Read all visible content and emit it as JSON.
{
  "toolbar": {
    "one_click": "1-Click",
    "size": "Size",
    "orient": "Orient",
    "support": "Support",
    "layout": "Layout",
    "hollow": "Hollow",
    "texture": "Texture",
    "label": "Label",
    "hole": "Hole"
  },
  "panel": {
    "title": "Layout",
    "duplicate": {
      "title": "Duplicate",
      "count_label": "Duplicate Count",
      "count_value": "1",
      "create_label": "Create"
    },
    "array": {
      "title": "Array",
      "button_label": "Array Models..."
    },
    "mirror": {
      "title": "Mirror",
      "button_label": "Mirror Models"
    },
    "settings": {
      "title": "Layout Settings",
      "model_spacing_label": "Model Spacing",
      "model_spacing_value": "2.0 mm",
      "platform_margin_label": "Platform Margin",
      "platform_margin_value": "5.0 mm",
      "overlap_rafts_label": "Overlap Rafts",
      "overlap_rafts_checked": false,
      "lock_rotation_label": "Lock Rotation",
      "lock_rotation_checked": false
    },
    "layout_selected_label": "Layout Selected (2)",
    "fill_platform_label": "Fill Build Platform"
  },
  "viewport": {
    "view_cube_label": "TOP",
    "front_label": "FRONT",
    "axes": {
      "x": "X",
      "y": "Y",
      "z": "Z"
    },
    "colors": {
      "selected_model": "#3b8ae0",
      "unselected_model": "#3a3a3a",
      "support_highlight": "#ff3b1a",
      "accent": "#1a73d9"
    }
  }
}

***

● **STATED EXERCISE**
Every line of the records above needs to be given again exactly.

● **TASK RESULT**
Read all visible content and emit it as JSON.
{
  "toolbar": {
    "one_click": "1-Click",
    "size": "Size",
    "orient": "Orient",
    "support": "Support",
    "layout": "Layout",
    "hollow": "Hollow",
    "texture": "Texture",
    "label": "Label",
    "hole": "Hole"
  },
  "panel": {
    "title": "Layout",
    "duplicate": {
      "title": "Duplicate",
      "count_label": "Duplicate Count",
      "count_value": "1",
      "create_label": "Create"
    },
    "array": {
      "title": "Array",
      "button_label": "Array Models..."
    },
    "mirror": {
      "title": "Mirror",
      "button_label": "Mirror Models"
    },
    "settings": {
      "title": "Layout Settings",
      "model_spacing_label": "Model Spacing",
      "model_spacing_value": "2.0 mm",
      "platform_margin_label": "Platform Margin",
      "platform_margin_value": "5.0 mm",
      "overlap_rafts_label": "Overlap Rafts",
      "overlap_rafts_checked": false,
      "lock_rotation_label": "Lock Rotation",
      "lock_rotation_checked": false
    },
    "layout_selected_label": "Layout Selected (2)",
    "fill_platform_label": "Fill Build Platform"
  },
  "viewport": {
    "view_cube_label": "TOP",
    "front_label": "FRONT",
    "axes": {
      "x": "X",
      "y": "Y",
      "z": "Z"
    },
    "colors": {
      "selected_model": "#3b8ae0",
      "unselected_model": "#3a3a3a",
      "support_highlight": "#ff3b1a",
      "accent": "#1a73d9"
    }
  }
}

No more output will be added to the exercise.